* begin Listed records *

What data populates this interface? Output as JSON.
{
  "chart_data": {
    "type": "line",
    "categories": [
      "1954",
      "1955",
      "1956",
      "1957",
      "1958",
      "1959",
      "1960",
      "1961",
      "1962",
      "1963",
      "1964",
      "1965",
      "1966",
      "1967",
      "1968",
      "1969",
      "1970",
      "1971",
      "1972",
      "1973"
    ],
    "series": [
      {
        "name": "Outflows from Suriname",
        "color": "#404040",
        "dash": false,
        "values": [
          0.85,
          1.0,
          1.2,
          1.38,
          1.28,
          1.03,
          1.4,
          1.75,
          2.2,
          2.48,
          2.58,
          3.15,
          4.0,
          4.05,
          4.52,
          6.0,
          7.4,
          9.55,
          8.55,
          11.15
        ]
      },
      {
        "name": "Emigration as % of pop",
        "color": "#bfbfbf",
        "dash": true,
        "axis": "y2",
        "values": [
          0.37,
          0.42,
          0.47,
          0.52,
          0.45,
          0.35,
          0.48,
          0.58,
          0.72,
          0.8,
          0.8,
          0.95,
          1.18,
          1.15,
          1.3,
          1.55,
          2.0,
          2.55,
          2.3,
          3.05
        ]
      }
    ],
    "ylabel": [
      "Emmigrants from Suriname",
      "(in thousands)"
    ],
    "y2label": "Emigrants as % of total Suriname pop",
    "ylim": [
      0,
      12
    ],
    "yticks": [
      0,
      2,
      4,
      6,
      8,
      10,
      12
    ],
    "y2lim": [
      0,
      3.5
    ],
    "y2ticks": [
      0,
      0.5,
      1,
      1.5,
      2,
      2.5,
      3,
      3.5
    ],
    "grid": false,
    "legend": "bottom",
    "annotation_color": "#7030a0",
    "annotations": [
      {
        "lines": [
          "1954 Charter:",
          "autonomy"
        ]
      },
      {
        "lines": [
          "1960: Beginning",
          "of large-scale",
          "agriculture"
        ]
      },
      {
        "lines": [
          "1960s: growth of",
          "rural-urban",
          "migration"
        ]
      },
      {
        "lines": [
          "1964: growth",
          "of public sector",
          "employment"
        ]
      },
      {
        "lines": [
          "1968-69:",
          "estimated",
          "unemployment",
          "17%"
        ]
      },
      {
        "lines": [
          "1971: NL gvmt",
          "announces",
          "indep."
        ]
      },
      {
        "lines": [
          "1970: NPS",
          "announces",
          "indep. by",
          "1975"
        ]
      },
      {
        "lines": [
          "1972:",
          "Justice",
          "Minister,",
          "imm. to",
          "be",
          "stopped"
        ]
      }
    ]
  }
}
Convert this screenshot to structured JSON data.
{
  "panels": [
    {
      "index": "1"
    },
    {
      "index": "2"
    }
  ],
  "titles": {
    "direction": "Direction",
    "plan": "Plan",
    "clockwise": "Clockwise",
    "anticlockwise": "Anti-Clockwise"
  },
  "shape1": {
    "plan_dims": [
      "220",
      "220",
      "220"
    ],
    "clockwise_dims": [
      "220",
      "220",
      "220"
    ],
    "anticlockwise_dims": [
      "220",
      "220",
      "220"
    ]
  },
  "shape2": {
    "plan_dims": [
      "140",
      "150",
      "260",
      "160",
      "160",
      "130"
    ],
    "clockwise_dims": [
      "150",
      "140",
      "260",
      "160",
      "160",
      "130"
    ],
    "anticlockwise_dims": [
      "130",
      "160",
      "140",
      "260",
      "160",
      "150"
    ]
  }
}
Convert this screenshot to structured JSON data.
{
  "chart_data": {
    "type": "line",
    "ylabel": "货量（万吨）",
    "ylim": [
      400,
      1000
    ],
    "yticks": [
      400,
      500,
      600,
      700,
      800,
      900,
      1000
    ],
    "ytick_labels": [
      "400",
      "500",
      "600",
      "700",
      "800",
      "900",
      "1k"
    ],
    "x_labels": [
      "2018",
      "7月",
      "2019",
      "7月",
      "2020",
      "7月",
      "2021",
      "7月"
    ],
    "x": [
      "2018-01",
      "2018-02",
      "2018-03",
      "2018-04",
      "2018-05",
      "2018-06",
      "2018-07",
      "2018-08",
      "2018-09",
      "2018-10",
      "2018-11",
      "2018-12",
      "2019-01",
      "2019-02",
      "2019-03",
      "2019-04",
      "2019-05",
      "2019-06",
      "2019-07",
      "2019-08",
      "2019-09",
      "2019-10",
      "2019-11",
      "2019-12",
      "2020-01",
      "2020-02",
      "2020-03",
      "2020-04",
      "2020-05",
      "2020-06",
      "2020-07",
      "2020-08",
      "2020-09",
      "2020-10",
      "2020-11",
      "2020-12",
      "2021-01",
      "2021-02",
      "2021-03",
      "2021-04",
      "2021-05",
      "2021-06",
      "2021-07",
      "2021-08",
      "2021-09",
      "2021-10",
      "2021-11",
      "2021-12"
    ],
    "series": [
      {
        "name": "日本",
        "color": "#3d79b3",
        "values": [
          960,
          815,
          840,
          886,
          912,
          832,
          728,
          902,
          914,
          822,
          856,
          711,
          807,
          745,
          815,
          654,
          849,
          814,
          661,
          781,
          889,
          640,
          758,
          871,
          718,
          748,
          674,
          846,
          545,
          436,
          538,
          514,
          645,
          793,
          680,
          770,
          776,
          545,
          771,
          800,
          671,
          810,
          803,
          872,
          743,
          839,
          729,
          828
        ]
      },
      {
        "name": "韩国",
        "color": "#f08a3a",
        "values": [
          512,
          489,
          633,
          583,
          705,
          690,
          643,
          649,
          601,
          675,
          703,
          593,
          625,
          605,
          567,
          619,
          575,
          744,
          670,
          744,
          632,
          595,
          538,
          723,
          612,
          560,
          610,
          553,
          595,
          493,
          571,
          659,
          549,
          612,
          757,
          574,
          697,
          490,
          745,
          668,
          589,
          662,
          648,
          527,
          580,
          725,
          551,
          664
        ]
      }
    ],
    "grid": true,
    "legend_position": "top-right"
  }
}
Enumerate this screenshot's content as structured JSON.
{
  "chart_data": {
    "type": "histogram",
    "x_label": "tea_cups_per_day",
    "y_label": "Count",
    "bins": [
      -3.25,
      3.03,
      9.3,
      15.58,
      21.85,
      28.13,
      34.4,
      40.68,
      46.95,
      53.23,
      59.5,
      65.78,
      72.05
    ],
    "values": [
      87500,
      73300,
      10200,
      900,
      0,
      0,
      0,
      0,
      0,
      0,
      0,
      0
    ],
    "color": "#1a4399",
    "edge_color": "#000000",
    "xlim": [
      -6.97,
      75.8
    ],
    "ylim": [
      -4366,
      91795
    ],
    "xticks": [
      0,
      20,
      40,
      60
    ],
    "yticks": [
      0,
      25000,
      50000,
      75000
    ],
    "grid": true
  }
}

* end Listed records *

§ Short task
With the line containing "Enumerate this screenshot's" as the first and the last line of the records as the final one, print exactly the lines in that span.

§ Answer for this exercise
Enumerate this screenshot's content as structured JSON.
{
  "chart_data": {
    "type": "histogram",
    "x_label": "tea_cups_per_day",
    "y_label": "Count",
    "bins": [
      -3.25,
      3.03,
      9.3,
      15.58,
      21.85,
      28.13,
      34.4,
      40.68,
      46.95,
      53.23,
      59.5,
      65.78,
      72.05
    ],
    "values": [
      87500,
      73300,
      10200,
      900,
      0,
      0,
      0,
      0,
      0,
      0,
      0,
      0
    ],
    "color": "#1a4399",
    "edge_color": "#000000",
    "xlim": [
      -6.97,
      75.8
    ],
    "ylim": [
      -4366,
      91795
    ],
    "xticks": [
      0,
      20,
      40,
      60
    ],
    "yticks": [
      0,
      25000,
      50000,
      75000
    ],
    "grid": true
  }
}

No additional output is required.